**Problem:** Find every line below with the string "makrocząsteczek" and pick it out.

**Records for the task:**
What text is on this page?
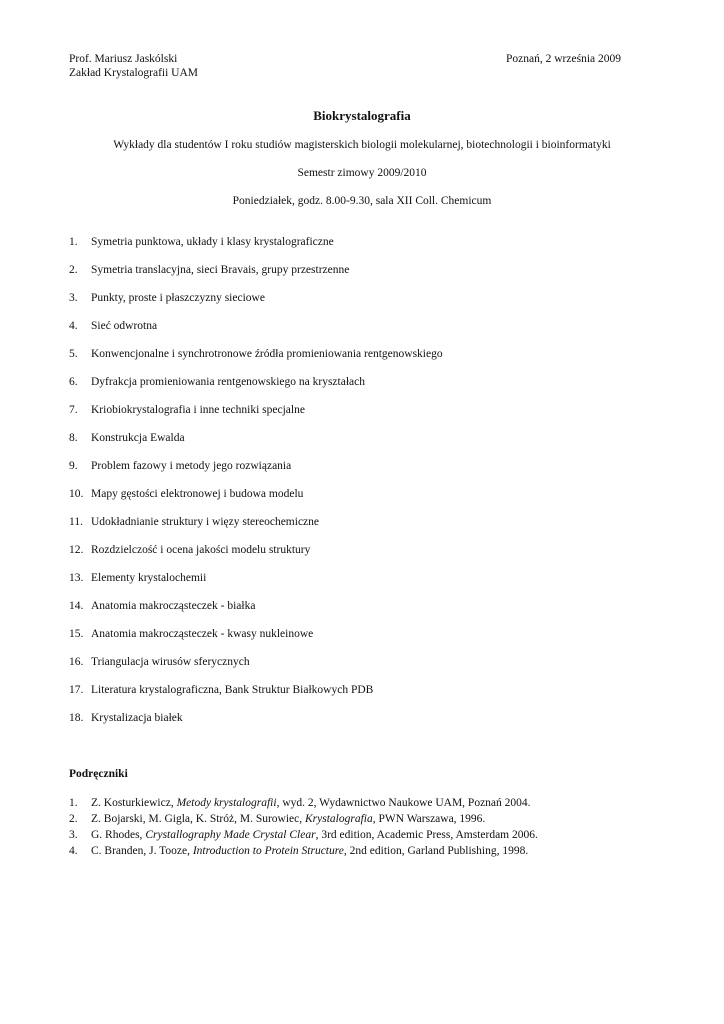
Prof. Mariusz Jaskólski
Zakład Krystalografii UAM
Poznań, 2 września 2009
Biokrystalografia
Wykłady dla studentów I roku studiów magisterskich biologii molekularnej, biotechnologii i bioinformatyki
Semestr zimowy 2009/2010
Poniedziałek, godz. 8.00-9.30, sala XII Coll. Chemicum
1.	Symetria punktowa, układy i klasy krystalograficzne
2.	Symetria translacyjna, sieci Bravais, grupy przestrzenne
3.	Punkty, proste i płaszczyzny sieciowe
4.	Sieć odwrotna
5.	Konwencjonalne i synchrotronowe źródła promieniowania rentgenowskiego
6.	Dyfrakcja promieniowania rentgenowskiego na kryształach
7.	Kriobiokrystalografia i inne techniki specjalne
8.	Konstrukcja Ewalda
9.	Problem fazowy i metody jego rozwiązania
10. Mapy gęstości elektronowej i budowa modelu
11. Udokładnianie struktury i więzy stereochemiczne
12. Rozdzielczość i ocena jakości modelu struktury
13. Elementy krystalochemii
14. Anatomia makrocząsteczek - białka
15. Anatomia makrocząsteczek - kwasy nukleinowe
16. Triangulacja wirusów sferycznych
17. Literatura krystalograficzna, Bank Struktur Białkowych PDB
18. Krystalizacja białek
Podręczniki
1.	Z. Kosturkiewicz, Metody krystalografii , wyd. 2, Wydawnictwo Naukowe UAM, Poznań 2004.
2.	Z. Bojarski, M. Gigla, K. Stróż, M. Surowiec, Krystalografia , PWN Warszawa, 1996.
3.	G. Rhodes, Crystallography Made Crystal Clear , 3rd edition, Academic Press, Amsterdam 2006.
4.	C. Branden, J. Tooze, Introduction to Protein Structure , 2nd edition, Garland Publishing, 1998.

**Solution:**
14. Anatomia makrocząsteczek - białka
15. Anatomia makrocząsteczek - kwasy nukleinowe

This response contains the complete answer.